### To be done:
Please reproduce the data unchanged, beginning with the line that contains "app-mailchimp-logo-icon[interactable] <box>240 144" and ending after the line that contains "app-tab-label: Automation <box>464". Give only those lines.

### Provided records:
====================

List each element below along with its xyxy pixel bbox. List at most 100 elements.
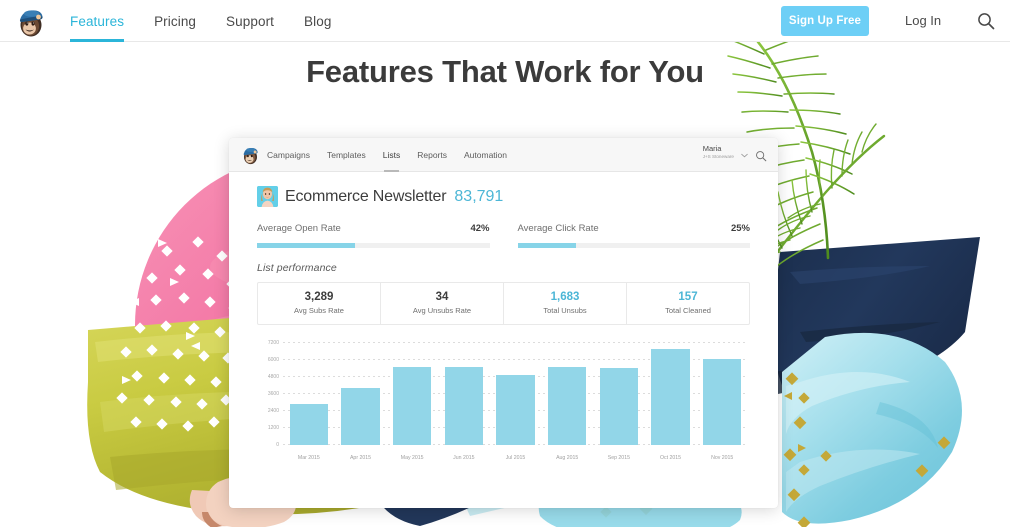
app-mailchimp-logo-icon[interactable] <box>240 144 261 165</box>
log-in-link[interactable]: Log In <box>905 13 941 28</box>
chart-bar-column <box>386 343 438 445</box>
chart-bar <box>393 367 432 445</box>
app-tab-label: Reports <box>417 150 447 160</box>
app-tab-label: Automation <box>464 150 507 160</box>
nav-link-pricing[interactable]: Pricing <box>154 0 196 42</box>
mailchimp-freddie-logo[interactable] <box>14 4 48 38</box>
user-avatar <box>257 186 278 207</box>
chevron-down-icon[interactable] <box>741 153 748 160</box>
chart-bar-column <box>541 343 593 445</box>
rate-progress-fill <box>257 243 355 248</box>
chart-x-tick-label: Sep 2015 <box>607 455 630 461</box>
app-tab-label: Templates <box>327 150 366 160</box>
list-header: Ecommerce Newsletter 83,791 <box>257 186 750 207</box>
list-performance-title: List performance <box>257 262 337 274</box>
chart-x-tick-label: May 2015 <box>400 455 424 461</box>
rate-value: 25% <box>730 223 750 234</box>
app-nav-bar: Campaigns Templates Lists Reports Automa… <box>229 138 778 172</box>
app-tab-label: Campaigns <box>267 150 310 160</box>
chart-y-tick-label: 2400 <box>267 408 279 414</box>
chart-y-tick-label: 6000 <box>267 357 279 363</box>
rate-label: Average Click Rate <box>517 223 599 234</box>
chart-bar-column <box>283 343 335 445</box>
chart-bar-column <box>593 343 645 445</box>
chart-bar-column <box>438 343 490 445</box>
nav-link-blog[interactable]: Blog <box>304 0 331 42</box>
stat-label: Total Unsubs <box>543 306 587 315</box>
chart-bar-column <box>696 343 748 445</box>
app-tab-reports[interactable]: Reports <box>417 138 447 172</box>
app-tab-label: Lists <box>382 150 401 160</box>
chart-bar <box>341 387 380 445</box>
chart-bar-column <box>645 343 697 445</box>
stat-label: Avg Unsubs Rate <box>412 306 472 315</box>
account-menu[interactable]: Maria J+S Stoneware <box>702 144 734 159</box>
app-screenshot-mockup: Campaigns Templates Lists Reports Automa… <box>229 138 778 508</box>
chart-bar <box>548 367 587 445</box>
average-click-rate: Average Click Rate 25% <box>517 223 750 248</box>
chart-bar <box>599 367 638 445</box>
chart-x-tick-label: Jun 2015 <box>453 455 475 461</box>
subscriber-count: 83,791 <box>454 187 504 205</box>
stat-label: Total Cleaned <box>665 306 711 315</box>
app-content: Ecommerce Newsletter 83,791 Average Open… <box>229 172 778 461</box>
nav-link-label: Features <box>70 13 125 29</box>
stat-value: 3,289 <box>304 291 334 303</box>
app-tab-bar: Campaigns Templates Lists Reports Automa… <box>267 138 524 172</box>
search-icon[interactable] <box>976 11 996 31</box>
stat-avg-subs-rate: 3,289 Avg Subs Rate <box>258 283 381 324</box>
chart-bar <box>651 349 690 445</box>
nav-link-label: Pricing <box>154 13 197 29</box>
account-name: J+S Stoneware <box>702 153 734 159</box>
nav-link-label: Blog <box>304 13 332 29</box>
app-search-icon[interactable] <box>755 149 767 162</box>
nav-link-features[interactable]: Features <box>70 0 125 42</box>
list-name: Ecommerce Newsletter <box>285 187 447 205</box>
chart-plot-area <box>283 342 748 445</box>
subscriber-growth-bar-chart: 0 1200 2400 3600 4800 6000 7200 Mar 2015 Apr 20… <box>257 339 750 461</box>
chart-bar <box>703 358 742 445</box>
app-tab-templates[interactable]: Templates <box>327 138 366 172</box>
stat-total-cleaned: 157 Total Cleaned <box>627 283 749 324</box>
chart-x-tick-label: Oct 2015 <box>660 455 682 461</box>
chart-bars <box>283 343 748 445</box>
chart-y-tick-label: 4800 <box>267 374 279 380</box>
rate-progress-track <box>517 243 750 248</box>
chart-bar <box>444 367 483 445</box>
app-tab-campaigns[interactable]: Campaigns <box>267 138 310 172</box>
chart-x-tick-label: Aug 2015 <box>556 455 579 461</box>
stat-label: Avg Subs Rate <box>294 306 344 315</box>
rate-label: Average Open Rate <box>257 223 341 234</box>
chart-x-axis: Mar 2015 Apr 2015 May 2015 Jun 2015 Jul 2015… <box>283 455 748 461</box>
chart-x-tick-label: Apr 2015 <box>349 455 372 461</box>
stats-row: 3,289 Avg Subs Rate 34 Avg Unsubs Rate 1… <box>257 282 750 325</box>
chart-bar-column <box>490 343 542 445</box>
stat-avg-unsubs-rate: 34 Avg Unsubs Rate <box>381 283 504 324</box>
chart-x-tick-label: Nov 2015 <box>711 455 734 461</box>
chart-bar-column <box>335 343 387 445</box>
account-user-name: Maria <box>702 144 722 153</box>
app-tab-automation[interactable]: Automation <box>464 138 507 172</box>
nav-link-support[interactable]: Support <box>226 0 274 42</box>
app-tab-lists[interactable]: Lists <box>383 138 400 172</box>
rate-value: 42% <box>470 223 490 234</box>
chart-y-tick-label: 3600 <box>267 391 279 397</box>
chart-y-tick-label: 0 <box>276 442 279 448</box>
chart-y-tick-label: 1200 <box>267 425 279 431</box>
page-root: Features Pricing Support Blog Sign Up Fr… <box>0 0 1010 527</box>
stat-value: 34 <box>435 291 449 303</box>
page-title: Features That Work for You <box>306 54 704 89</box>
rate-progress-track <box>257 243 490 248</box>
chart-y-tick-label: 7200 <box>267 340 279 346</box>
chart-bar <box>496 374 535 445</box>
primary-nav: Features Pricing Support Blog <box>70 0 361 42</box>
stat-total-unsubs: 1,683 Total Unsubs <box>504 283 627 324</box>
chart-x-tick-label: Jul 2015 <box>505 455 526 461</box>
stat-value: 157 <box>678 291 698 303</box>
average-open-rate: Average Open Rate 42% <box>257 223 490 248</box>
sign-up-free-button[interactable]: Sign Up Free <box>781 6 869 36</box>
stat-value: 1,683 <box>550 291 580 303</box>
rates-row: Average Open Rate 42% Average Click Rate… <box>257 223 750 248</box>
rate-progress-fill <box>517 243 576 248</box>
chart-x-tick-label: Mar 2015 <box>297 455 320 461</box>
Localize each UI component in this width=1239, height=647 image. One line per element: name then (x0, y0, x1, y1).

====================

### Result of this task:
app-mailchimp-logo-icon[interactable] <box>240 144 261 165</box>
log-in-link[interactable]: Log In <box>905 13 941 28</box>
chart-bar-column <box>386 343 438 445</box>
chart-bar <box>393 367 432 445</box>
app-tab-label: Reports <box>417 150 447 160</box>
app-tab-label: Automation <box>464 150 507 160</box>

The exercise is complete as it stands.